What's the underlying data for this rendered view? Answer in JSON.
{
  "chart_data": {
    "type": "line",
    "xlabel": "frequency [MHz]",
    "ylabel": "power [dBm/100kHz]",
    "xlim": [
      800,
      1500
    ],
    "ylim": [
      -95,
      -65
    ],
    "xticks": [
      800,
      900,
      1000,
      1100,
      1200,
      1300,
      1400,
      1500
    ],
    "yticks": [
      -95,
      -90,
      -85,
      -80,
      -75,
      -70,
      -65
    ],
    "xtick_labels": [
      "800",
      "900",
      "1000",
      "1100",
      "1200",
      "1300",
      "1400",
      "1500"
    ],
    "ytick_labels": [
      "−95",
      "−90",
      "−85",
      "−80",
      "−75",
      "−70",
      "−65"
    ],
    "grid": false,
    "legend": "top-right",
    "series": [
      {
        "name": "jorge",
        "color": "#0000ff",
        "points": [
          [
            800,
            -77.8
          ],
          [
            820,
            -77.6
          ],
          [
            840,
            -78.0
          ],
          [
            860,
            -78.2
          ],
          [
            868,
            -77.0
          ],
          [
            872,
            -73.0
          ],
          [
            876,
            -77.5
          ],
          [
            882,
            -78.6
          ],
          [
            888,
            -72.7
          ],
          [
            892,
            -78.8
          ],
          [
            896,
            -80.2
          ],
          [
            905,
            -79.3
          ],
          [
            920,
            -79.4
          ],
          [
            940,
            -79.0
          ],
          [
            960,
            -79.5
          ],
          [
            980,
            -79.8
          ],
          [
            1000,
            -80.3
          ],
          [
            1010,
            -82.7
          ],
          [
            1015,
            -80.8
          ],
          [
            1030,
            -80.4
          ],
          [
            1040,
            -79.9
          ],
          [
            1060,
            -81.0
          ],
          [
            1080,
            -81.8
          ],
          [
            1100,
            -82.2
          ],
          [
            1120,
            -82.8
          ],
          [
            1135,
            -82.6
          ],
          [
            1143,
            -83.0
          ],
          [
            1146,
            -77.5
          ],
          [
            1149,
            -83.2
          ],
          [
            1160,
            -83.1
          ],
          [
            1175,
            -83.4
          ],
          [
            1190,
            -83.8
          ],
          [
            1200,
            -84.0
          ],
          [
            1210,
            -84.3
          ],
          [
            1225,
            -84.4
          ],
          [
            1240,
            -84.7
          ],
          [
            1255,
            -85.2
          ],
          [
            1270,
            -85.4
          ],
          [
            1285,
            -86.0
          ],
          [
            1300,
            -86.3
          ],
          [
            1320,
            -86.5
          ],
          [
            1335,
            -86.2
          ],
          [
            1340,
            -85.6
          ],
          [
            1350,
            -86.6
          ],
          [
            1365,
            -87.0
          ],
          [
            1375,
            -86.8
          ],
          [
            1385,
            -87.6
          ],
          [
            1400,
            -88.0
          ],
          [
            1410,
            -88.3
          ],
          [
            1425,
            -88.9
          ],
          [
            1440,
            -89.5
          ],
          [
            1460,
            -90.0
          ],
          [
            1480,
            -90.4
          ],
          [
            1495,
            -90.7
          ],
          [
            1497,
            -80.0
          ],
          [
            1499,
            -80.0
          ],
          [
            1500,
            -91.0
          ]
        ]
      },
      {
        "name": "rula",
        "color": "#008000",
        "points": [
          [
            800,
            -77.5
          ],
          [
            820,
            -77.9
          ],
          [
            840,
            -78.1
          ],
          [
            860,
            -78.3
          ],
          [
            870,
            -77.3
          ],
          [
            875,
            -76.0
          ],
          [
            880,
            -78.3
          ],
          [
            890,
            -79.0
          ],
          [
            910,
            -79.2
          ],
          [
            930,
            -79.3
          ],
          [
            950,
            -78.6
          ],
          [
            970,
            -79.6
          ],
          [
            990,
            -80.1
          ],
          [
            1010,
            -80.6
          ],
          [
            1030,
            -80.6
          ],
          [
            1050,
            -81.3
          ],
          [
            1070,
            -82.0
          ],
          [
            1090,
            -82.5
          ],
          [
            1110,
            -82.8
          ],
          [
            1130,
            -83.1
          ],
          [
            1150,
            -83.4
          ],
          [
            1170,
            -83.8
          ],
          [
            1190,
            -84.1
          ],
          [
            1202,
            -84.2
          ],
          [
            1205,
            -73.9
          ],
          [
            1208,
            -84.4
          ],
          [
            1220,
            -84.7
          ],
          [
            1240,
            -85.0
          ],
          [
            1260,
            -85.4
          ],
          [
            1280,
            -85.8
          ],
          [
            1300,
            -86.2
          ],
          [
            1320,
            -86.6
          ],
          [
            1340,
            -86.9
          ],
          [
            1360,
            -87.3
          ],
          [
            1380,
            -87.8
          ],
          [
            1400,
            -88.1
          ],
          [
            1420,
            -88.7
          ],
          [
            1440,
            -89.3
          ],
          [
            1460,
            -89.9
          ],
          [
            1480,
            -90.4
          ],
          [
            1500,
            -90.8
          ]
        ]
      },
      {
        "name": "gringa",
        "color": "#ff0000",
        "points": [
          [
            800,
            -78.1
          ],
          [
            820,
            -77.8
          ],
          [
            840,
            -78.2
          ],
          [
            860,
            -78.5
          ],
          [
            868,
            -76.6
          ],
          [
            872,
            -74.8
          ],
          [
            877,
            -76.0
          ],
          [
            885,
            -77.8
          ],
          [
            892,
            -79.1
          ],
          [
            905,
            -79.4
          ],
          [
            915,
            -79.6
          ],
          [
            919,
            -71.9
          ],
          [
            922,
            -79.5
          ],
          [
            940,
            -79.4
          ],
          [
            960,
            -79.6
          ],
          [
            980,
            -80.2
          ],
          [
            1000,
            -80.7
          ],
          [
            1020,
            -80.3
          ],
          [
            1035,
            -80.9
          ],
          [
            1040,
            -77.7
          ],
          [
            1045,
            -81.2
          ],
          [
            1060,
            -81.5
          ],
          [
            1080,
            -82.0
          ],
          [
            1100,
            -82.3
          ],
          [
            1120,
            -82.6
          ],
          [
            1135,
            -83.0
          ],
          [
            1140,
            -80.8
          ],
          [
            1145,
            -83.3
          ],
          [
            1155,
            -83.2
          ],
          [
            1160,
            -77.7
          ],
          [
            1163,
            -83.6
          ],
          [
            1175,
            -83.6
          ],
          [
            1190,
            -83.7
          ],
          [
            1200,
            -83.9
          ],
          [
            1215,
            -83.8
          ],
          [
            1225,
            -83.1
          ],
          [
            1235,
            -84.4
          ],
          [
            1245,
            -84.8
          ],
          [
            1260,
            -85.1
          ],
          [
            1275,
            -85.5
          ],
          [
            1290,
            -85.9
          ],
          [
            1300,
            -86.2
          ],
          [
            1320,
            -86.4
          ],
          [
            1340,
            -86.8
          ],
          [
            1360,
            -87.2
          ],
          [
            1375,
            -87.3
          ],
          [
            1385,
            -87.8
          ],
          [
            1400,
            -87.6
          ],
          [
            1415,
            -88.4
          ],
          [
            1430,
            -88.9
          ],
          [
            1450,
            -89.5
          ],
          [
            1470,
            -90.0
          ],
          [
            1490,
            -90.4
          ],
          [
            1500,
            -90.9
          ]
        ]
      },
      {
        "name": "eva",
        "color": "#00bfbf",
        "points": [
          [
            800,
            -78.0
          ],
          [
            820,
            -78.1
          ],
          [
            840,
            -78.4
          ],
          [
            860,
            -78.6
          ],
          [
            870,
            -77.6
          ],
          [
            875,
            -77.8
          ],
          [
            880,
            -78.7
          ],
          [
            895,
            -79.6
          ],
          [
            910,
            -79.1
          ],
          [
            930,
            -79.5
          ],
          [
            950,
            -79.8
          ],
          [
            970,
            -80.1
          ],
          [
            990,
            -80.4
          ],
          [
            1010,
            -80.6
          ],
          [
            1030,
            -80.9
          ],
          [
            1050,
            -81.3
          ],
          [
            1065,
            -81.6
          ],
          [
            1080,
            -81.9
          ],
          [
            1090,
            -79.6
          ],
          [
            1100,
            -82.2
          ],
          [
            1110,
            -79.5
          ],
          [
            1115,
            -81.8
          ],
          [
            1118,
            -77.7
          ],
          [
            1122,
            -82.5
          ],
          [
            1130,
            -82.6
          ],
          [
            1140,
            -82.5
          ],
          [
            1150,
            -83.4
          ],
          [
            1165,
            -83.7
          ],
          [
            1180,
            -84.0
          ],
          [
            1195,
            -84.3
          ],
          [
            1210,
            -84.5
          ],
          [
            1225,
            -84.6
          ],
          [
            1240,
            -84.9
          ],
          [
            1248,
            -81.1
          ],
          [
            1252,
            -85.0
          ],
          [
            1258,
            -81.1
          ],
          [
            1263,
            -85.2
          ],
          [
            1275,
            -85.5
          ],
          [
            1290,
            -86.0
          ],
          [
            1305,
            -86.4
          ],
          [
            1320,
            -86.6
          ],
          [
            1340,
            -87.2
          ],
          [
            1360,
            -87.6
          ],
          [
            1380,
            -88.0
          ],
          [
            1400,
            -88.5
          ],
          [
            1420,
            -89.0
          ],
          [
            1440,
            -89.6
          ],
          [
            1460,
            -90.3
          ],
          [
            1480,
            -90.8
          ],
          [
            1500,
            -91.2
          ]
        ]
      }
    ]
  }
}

◇ ◇ ◇

■ **Short task**: Scan the material line by line and report each one that contains "name".

■ **Solved exercise**:
        "name": "jorge",
        "name": "rula",
        "name": "gringa",
        "name": "eva",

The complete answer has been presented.